■ **WHAT THIS TASK INVOLVES**
Quote every line as written. Omit pictures.

■ **LISTING**

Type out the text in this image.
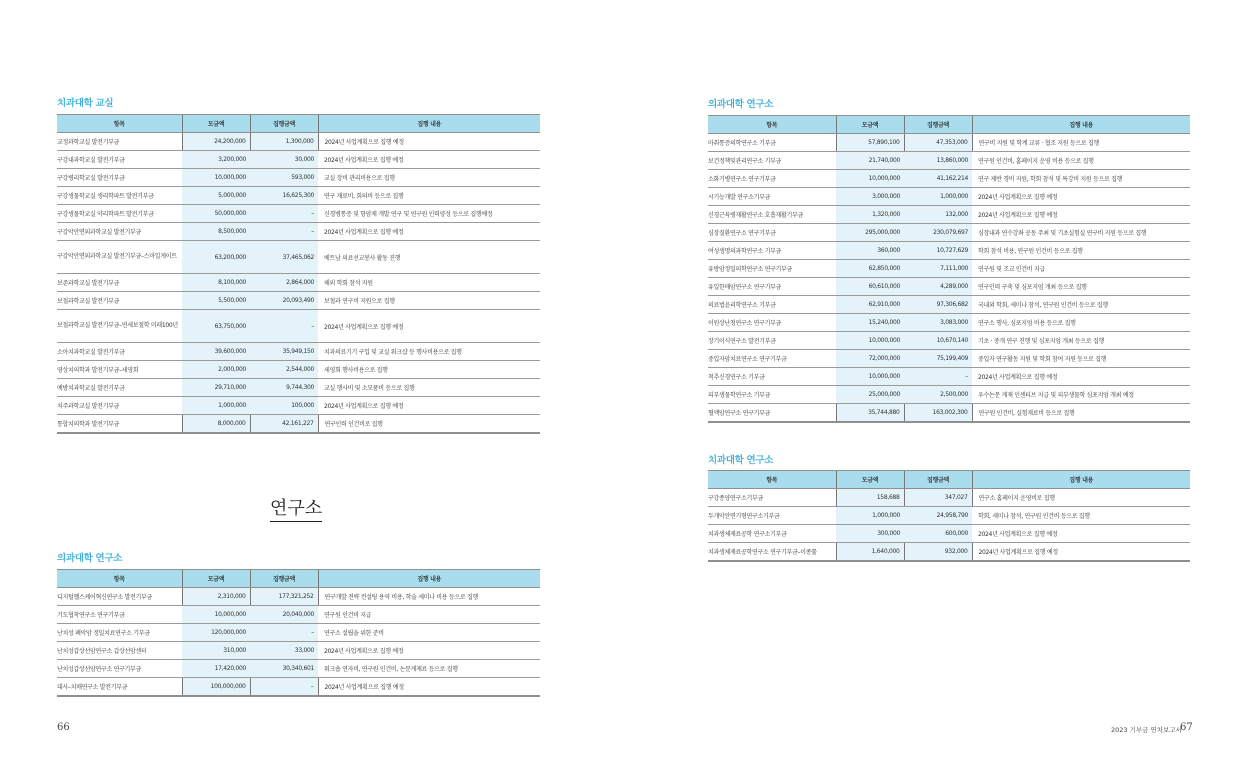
치과대학 교실
항목	모금액	집행금액	집행 내용
교정과학교실 발전기부금	24,200,000	1,300,000	2024년 사업계획으로 집행 예정
구강내과학교실 발전기부금	3,200,000	30,000	2024년 사업계획으로 집행 예정
구강병리학교실 발전기부금	10,000,000	593,000	교실 장비 관리비용으로 집행
구강생물학교실 생리학파트 발전기부금	5,000,000	16,625,300	연구 재료비, 회의비 등으로 집행
구강생물학교실 약리학파트 발전기부금	50,000,000	–	신경병통증 및 항암제 개발 연구 및 연구원 인력양성 등으로 집행예정
구강악안면외과학교실 발전기부금	8,500,000	–	2024년 사업계획으로 집행 예정
구강악안면외과학교실 발전기부금–스마일게이트	63,200,000	37,465,062	베트남 의료선교봉사 활동 진행
보존과학교실 발전기부금	8,100,000	2,864,000	해외 학회 참석 지원
보철과학교실 발전기부금	5,500,000	20,093,490	보철과 연구비 지원으로 집행
보철과학교실 발전기부금–연세보철학 미래100년	63,750,000	–	2024년 사업계획으로 집행 예정
소아치과학교실 발전기부금	39,600,000	35,949,150	치과의료기기 구입 및 교실 워크샵 등 행사비용으로 집행
영상치의학과 발전기부금–세영회	2,000,000	2,544,000	세영회 행사비용으로 집행
예방치과학교실 발전기부금	29,710,000	9,744,300	교실 행사비 및 소모품비 등으로 집행
치주과학교실 발전기부금	1,000,000	100,000	2024년 사업계획으로 집행 예정
통합치의학과 발전기부금	8,000,000	42,161,227	연구인력 인건비로 집행
연구소
의과대학 연구소
항목	모금액	집행금액	집행 내용
디지털헬스케어혁신연구소 발전기부금	2,310,000	177,321,252	연구개발 전략 컨설팅 용역 비용, 학술 세미나 비용 등으로 집행
기도협착연구소 연구기부금	10,000,000	20,040,000	연구원 인건비 지급
난치성 폐악암 정밀치료연구소 기부금	120,000,000	–	연구소 설립을 위한 준비
난치성갑상선암연구소 갑상선암센터	310,000	33,000	2024년 사업계획으로 집행 예정
난치성갑상선암연구소 연구기부금	17,420,000	30,340,601	워크숍 연자비, 연구원 인건비, 논문게재료 등으로 집행
대사–치매연구소 발전기부금	100,000,000	–	2024년 사업계획으로 집행 예정
66
의과대학 연구소
항목	모금액	집행금액	집행 내용
마취통증의학연구소 기부금	57,890,100	47,353,000	연구비 지원 및 학계 교류 · 협조 지원 등으로 집행
보건정책및관리연구소 기부금	21,740,000	13,860,000	연구원 인건비, 홈페이지 운영 비용 등으로 집행
소화기병연구소 연구기부금	10,000,000	41,162,214	연구 제반 경비 지원, 학회 참석 및 특강비 지원 등으로 집행
시기능개발 연구소기부금	3,000,000	1,000,000	2024년 사업계획으로 집행 예정
신경근육병재활연구소 호흡재활기부금	1,320,000	132,000	2024년 사업계획으로 집행 예정
심장질환연구소 연구기부금	295,000,000	230,079,697	심장내과 연수강좌 공동 주최 및 기초실험실 연구비 지원 등으로 집행
여성생명의과학연구소 기부금	360,000	10,727,629	학회 참석 비용, 연구원 인건비 등으로 집행
유방암정밀의학연구소 연구기부금	62,850,000	7,111,000	연구원 및 조교 인건비 지급
유일한매암연구소 연구기부금	60,610,000	4,289,000	연구인력 구축 및 심포지엄 개최 등으로 집행
의료법윤리학연구소 기부금	62,910,000	97,306,682	국내외 학회, 세미나 참석, 연구원 인건비 등으로 집행
이원상난청연구소 연구기부금	15,240,000	3,083,000	연구소 행사, 심포지엄 비용 등으로 집행
장기이식연구소 발전기부금	10,000,000	10,670,140	기초 · 중개 연구 진행 및 심포지엄 개최 등으로 집행
중입자암치료연구소 연구기부금	72,000,000	75,199,409	중입자 연구활동 지원 및 학회 참여 지원 등으로 집행
척추신경연구소 기부금	10,000,000	–	2024년 사업계획으로 집행 예정
피부생물학연구소 기부금	25,000,000	2,500,000	우수논문 게재 인센티브 지급 및 피부생물학 심포지엄 개최 예정
혈액암연구소 연구기부금	35,744,880	163,002,300	연구원 인건비, 실험재료비 등으로 집행
치과대학 연구소
항목	모금액	집행금액	집행 내용
구강종양연구소기부금	158,688	347,027	연구소 홈페이지 운영비로 집행
두개악안면기형연구소기부금	1,000,000	24,958,790	학회, 세미나 참석, 연구원 인건비 등으로 집행
치과생체재료공학 연구소기부금	300,000	600,000	2024년 사업계획으로 집행 예정
치과생체재료공학연구소 연구기부금–이종률	1,640,000	932,000	2024년 사업계획으로 집행 예정
2023 기부금 연차보고서
67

■ **OUTPUT**
Type out the text in this image.
치과대학 교실
항목	모금액	집행금액	집행 내용
교정과학교실 발전기부금	24,200,000	1,300,000	2024년 사업계획으로 집행 예정
구강내과학교실 발전기부금	3,200,000	30,000	2024년 사업계획으로 집행 예정
구강병리학교실 발전기부금	10,000,000	593,000	교실 장비 관리비용으로 집행
구강생물학교실 생리학파트 발전기부금	5,000,000	16,625,300	연구 재료비, 회의비 등으로 집행
구강생물학교실 약리학파트 발전기부금	50,000,000	–	신경병통증 및 항암제 개발 연구 및 연구원 인력양성 등으로 집행예정
구강악안면외과학교실 발전기부금	8,500,000	–	2024년 사업계획으로 집행 예정
구강악안면외과학교실 발전기부금–스마일게이트	63,200,000	37,465,062	베트남 의료선교봉사 활동 진행
보존과학교실 발전기부금	8,100,000	2,864,000	해외 학회 참석 지원
보철과학교실 발전기부금	5,500,000	20,093,490	보철과 연구비 지원으로 집행
보철과학교실 발전기부금–연세보철학 미래100년	63,750,000	–	2024년 사업계획으로 집행 예정
소아치과학교실 발전기부금	39,600,000	35,949,150	치과의료기기 구입 및 교실 워크샵 등 행사비용으로 집행
영상치의학과 발전기부금–세영회	2,000,000	2,544,000	세영회 행사비용으로 집행
예방치과학교실 발전기부금	29,710,000	9,744,300	교실 행사비 및 소모품비 등으로 집행
치주과학교실 발전기부금	1,000,000	100,000	2024년 사업계획으로 집행 예정
통합치의학과 발전기부금	8,000,000	42,161,227	연구인력 인건비로 집행
연구소
의과대학 연구소
항목	모금액	집행금액	집행 내용
디지털헬스케어혁신연구소 발전기부금	2,310,000	177,321,252	연구개발 전략 컨설팅 용역 비용, 학술 세미나 비용 등으로 집행
기도협착연구소 연구기부금	10,000,000	20,040,000	연구원 인건비 지급
난치성 폐악암 정밀치료연구소 기부금	120,000,000	–	연구소 설립을 위한 준비
난치성갑상선암연구소 갑상선암센터	310,000	33,000	2024년 사업계획으로 집행 예정
난치성갑상선암연구소 연구기부금	17,420,000	30,340,601	워크숍 연자비, 연구원 인건비, 논문게재료 등으로 집행
대사–치매연구소 발전기부금	100,000,000	–	2024년 사업계획으로 집행 예정
66
의과대학 연구소
항목	모금액	집행금액	집행 내용
마취통증의학연구소 기부금	57,890,100	47,353,000	연구비 지원 및 학계 교류 · 협조 지원 등으로 집행
보건정책및관리연구소 기부금	21,740,000	13,860,000	연구원 인건비, 홈페이지 운영 비용 등으로 집행
소화기병연구소 연구기부금	10,000,000	41,162,214	연구 제반 경비 지원, 학회 참석 및 특강비 지원 등으로 집행
시기능개발 연구소기부금	3,000,000	1,000,000	2024년 사업계획으로 집행 예정
신경근육병재활연구소 호흡재활기부금	1,320,000	132,000	2024년 사업계획으로 집행 예정
심장질환연구소 연구기부금	295,000,000	230,079,697	심장내과 연수강좌 공동 주최 및 기초실험실 연구비 지원 등으로 집행
여성생명의과학연구소 기부금	360,000	10,727,629	학회 참석 비용, 연구원 인건비 등으로 집행
유방암정밀의학연구소 연구기부금	62,850,000	7,111,000	연구원 및 조교 인건비 지급
유일한매암연구소 연구기부금	60,610,000	4,289,000	연구인력 구축 및 심포지엄 개최 등으로 집행
의료법윤리학연구소 기부금	62,910,000	97,306,682	국내외 학회, 세미나 참석, 연구원 인건비 등으로 집행
이원상난청연구소 연구기부금	15,240,000	3,083,000	연구소 행사, 심포지엄 비용 등으로 집행
장기이식연구소 발전기부금	10,000,000	10,670,140	기초 · 중개 연구 진행 및 심포지엄 개최 등으로 집행
중입자암치료연구소 연구기부금	72,000,000	75,199,409	중입자 연구활동 지원 및 학회 참여 지원 등으로 집행
척추신경연구소 기부금	10,000,000	–	2024년 사업계획으로 집행 예정
피부생물학연구소 기부금	25,000,000	2,500,000	우수논문 게재 인센티브 지급 및 피부생물학 심포지엄 개최 예정
혈액암연구소 연구기부금	35,744,880	163,002,300	연구원 인건비, 실험재료비 등으로 집행
치과대학 연구소
항목	모금액	집행금액	집행 내용
구강종양연구소기부금	158,688	347,027	연구소 홈페이지 운영비로 집행
두개악안면기형연구소기부금	1,000,000	24,958,790	학회, 세미나 참석, 연구원 인건비 등으로 집행
치과생체재료공학 연구소기부금	300,000	600,000	2024년 사업계획으로 집행 예정
치과생체재료공학연구소 연구기부금–이종률	1,640,000	932,000	2024년 사업계획으로 집행 예정
2023 기부금 연차보고서
67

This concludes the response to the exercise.